DATA FOR PROCESSING:

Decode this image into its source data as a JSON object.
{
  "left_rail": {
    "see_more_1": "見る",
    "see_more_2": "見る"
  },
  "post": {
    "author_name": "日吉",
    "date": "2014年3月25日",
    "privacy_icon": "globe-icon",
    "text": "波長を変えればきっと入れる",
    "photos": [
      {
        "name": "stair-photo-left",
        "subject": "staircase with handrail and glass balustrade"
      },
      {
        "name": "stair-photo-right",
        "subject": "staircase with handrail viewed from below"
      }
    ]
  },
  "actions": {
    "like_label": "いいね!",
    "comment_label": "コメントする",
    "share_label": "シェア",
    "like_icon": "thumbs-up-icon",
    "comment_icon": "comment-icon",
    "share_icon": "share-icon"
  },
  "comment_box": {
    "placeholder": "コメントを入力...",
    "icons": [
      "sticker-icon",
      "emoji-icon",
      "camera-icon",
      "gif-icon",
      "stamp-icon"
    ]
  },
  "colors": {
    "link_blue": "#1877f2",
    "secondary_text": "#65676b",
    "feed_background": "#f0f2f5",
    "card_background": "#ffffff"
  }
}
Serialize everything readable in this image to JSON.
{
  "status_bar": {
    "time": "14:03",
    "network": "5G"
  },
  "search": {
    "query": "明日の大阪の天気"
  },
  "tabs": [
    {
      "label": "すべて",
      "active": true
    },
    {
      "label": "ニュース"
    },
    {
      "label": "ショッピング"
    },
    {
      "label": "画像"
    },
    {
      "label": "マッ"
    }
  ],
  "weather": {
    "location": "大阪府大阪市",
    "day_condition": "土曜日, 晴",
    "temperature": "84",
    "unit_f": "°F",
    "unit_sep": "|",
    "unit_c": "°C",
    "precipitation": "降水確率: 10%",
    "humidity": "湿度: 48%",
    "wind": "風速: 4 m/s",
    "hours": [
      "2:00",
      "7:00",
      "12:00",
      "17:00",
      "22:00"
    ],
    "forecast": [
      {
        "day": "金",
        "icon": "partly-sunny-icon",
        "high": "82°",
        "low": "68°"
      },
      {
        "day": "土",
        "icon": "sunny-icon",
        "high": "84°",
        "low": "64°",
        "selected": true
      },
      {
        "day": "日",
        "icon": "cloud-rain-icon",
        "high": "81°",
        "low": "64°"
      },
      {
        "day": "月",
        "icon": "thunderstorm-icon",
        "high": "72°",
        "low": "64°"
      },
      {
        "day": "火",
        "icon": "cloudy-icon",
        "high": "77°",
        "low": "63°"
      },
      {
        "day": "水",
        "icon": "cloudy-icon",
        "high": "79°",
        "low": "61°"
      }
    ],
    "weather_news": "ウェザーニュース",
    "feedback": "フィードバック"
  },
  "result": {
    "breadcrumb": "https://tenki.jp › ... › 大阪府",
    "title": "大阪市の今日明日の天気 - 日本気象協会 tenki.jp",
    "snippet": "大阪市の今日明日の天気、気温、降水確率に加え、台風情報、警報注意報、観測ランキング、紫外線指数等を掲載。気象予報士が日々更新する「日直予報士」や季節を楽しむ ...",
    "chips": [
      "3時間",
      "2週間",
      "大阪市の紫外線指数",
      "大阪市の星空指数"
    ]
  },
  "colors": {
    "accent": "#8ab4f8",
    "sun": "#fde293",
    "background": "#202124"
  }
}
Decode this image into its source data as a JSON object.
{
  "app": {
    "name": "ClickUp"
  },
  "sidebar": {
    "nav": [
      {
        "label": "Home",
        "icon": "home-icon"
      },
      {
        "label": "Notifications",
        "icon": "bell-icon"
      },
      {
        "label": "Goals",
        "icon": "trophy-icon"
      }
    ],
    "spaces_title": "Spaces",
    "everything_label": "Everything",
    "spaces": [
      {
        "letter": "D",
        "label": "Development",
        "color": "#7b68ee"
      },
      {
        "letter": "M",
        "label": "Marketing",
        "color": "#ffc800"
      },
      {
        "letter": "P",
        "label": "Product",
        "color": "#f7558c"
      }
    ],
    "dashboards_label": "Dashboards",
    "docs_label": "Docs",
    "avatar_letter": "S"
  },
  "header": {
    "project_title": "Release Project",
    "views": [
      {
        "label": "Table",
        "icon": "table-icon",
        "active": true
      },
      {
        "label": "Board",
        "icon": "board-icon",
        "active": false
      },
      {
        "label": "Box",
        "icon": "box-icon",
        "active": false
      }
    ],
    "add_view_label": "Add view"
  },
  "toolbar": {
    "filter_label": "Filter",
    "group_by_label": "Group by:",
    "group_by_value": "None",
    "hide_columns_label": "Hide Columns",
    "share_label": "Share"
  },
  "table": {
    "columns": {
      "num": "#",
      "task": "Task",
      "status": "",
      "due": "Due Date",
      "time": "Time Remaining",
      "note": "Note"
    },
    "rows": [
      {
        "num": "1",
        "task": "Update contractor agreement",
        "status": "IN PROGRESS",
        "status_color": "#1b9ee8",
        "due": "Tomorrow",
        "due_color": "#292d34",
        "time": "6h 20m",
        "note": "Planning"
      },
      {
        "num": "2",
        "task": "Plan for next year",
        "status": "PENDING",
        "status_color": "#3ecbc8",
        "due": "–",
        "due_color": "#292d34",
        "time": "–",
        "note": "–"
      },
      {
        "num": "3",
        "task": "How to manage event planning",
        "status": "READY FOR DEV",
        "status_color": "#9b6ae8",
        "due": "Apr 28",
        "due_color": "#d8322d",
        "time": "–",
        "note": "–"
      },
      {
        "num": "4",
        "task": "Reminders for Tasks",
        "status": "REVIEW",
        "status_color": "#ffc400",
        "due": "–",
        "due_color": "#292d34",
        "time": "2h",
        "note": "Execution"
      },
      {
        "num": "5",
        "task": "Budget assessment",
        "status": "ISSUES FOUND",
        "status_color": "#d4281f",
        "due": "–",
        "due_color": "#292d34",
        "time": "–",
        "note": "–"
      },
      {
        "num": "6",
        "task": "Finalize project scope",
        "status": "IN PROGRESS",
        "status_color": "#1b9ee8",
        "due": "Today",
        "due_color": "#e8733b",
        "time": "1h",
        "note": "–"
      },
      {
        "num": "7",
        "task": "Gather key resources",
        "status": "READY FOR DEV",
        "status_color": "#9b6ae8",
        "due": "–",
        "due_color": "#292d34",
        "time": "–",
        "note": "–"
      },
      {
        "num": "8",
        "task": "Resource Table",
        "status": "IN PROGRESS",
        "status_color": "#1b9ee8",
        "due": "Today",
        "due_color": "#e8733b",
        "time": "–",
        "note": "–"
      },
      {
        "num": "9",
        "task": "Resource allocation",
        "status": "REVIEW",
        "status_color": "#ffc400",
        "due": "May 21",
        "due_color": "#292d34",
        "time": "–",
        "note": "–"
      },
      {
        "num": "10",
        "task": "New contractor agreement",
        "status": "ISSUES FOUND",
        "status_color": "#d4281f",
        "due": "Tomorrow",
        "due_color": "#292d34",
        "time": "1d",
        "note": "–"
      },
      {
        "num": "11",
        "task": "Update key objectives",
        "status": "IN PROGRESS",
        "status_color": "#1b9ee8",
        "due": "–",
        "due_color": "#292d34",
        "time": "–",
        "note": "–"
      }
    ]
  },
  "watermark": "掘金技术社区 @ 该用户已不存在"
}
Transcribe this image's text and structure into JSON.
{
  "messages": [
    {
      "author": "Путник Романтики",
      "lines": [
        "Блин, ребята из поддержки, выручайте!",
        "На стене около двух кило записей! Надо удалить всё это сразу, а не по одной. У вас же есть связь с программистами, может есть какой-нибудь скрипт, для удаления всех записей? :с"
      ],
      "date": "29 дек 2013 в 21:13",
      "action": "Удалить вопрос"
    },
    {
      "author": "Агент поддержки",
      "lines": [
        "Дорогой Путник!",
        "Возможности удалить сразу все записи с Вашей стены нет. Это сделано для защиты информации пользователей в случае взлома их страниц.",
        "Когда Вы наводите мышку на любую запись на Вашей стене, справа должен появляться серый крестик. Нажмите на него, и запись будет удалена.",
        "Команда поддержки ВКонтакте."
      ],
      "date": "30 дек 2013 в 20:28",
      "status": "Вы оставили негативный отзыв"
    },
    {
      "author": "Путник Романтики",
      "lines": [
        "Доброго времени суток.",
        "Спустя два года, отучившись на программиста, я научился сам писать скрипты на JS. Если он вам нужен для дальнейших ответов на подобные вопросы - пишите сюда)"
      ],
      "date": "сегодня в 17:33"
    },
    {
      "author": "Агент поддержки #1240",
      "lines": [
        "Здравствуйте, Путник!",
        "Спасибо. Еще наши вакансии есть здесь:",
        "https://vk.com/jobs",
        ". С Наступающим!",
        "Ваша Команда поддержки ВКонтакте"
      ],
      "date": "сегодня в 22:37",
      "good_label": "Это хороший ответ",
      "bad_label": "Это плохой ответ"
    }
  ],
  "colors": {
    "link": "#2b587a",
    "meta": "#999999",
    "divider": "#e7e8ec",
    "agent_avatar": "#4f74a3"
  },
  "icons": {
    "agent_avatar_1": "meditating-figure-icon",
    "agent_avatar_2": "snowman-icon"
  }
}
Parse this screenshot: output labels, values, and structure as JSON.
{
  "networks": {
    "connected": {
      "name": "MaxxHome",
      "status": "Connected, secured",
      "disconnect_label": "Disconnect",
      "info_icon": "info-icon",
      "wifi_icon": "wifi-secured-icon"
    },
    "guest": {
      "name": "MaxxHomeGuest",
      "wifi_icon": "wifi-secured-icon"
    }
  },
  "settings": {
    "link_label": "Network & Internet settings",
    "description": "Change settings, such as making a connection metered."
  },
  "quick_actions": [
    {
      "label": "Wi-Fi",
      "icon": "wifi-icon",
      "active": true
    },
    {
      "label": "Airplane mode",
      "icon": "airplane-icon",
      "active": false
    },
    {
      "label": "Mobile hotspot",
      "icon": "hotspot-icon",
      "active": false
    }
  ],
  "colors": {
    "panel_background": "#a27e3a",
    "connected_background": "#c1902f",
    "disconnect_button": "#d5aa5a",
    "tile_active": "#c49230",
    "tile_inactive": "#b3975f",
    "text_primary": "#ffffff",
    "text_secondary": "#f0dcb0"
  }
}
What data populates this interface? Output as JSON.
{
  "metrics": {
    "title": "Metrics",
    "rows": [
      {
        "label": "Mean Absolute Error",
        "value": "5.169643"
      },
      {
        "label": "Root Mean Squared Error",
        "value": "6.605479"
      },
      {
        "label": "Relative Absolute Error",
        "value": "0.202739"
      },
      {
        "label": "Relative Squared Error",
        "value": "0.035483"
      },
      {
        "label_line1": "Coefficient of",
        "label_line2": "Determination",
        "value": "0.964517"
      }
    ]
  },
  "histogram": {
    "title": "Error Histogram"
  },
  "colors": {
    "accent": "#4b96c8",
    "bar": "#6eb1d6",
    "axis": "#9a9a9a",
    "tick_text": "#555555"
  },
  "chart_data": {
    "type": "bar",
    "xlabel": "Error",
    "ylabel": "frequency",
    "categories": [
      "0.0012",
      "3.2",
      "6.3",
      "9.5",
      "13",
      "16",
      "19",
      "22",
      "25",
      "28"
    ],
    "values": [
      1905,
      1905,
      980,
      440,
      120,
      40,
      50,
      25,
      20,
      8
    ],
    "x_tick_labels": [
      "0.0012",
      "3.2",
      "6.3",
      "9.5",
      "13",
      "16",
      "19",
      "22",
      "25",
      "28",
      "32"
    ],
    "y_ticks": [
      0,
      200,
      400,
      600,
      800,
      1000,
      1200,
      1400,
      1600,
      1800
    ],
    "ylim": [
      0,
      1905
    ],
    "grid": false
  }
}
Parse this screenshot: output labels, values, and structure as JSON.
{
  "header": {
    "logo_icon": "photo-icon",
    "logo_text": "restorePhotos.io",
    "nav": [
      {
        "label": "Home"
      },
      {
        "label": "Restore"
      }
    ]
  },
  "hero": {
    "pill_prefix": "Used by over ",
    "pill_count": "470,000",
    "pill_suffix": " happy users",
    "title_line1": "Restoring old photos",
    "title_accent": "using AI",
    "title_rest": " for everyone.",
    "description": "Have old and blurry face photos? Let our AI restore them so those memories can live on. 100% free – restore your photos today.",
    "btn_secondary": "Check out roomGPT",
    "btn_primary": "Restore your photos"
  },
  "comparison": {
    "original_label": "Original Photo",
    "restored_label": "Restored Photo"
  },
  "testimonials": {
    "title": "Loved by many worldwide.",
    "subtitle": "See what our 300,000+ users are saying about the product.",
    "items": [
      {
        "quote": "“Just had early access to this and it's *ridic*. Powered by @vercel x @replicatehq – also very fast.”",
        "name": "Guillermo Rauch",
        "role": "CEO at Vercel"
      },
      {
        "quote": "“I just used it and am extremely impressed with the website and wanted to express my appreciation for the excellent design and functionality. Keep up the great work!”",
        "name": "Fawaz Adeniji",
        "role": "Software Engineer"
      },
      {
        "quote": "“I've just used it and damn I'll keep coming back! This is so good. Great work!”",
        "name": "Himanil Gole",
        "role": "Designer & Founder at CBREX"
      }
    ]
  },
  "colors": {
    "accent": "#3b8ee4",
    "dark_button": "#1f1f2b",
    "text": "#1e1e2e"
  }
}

EXERCISE GOAL:
Copy all lines from the data that hold the word "Вашей".

REPLY:
        "Возможности удалить сразу все записи с Вашей стены нет. Это сделано для защиты информации пользователей в случае взлома их страниц.",
        "Когда Вы наводите мышку на любую запись на Вашей стене, справа должен появляться серый крестик. Нажмите на него, и запись будет удалена.",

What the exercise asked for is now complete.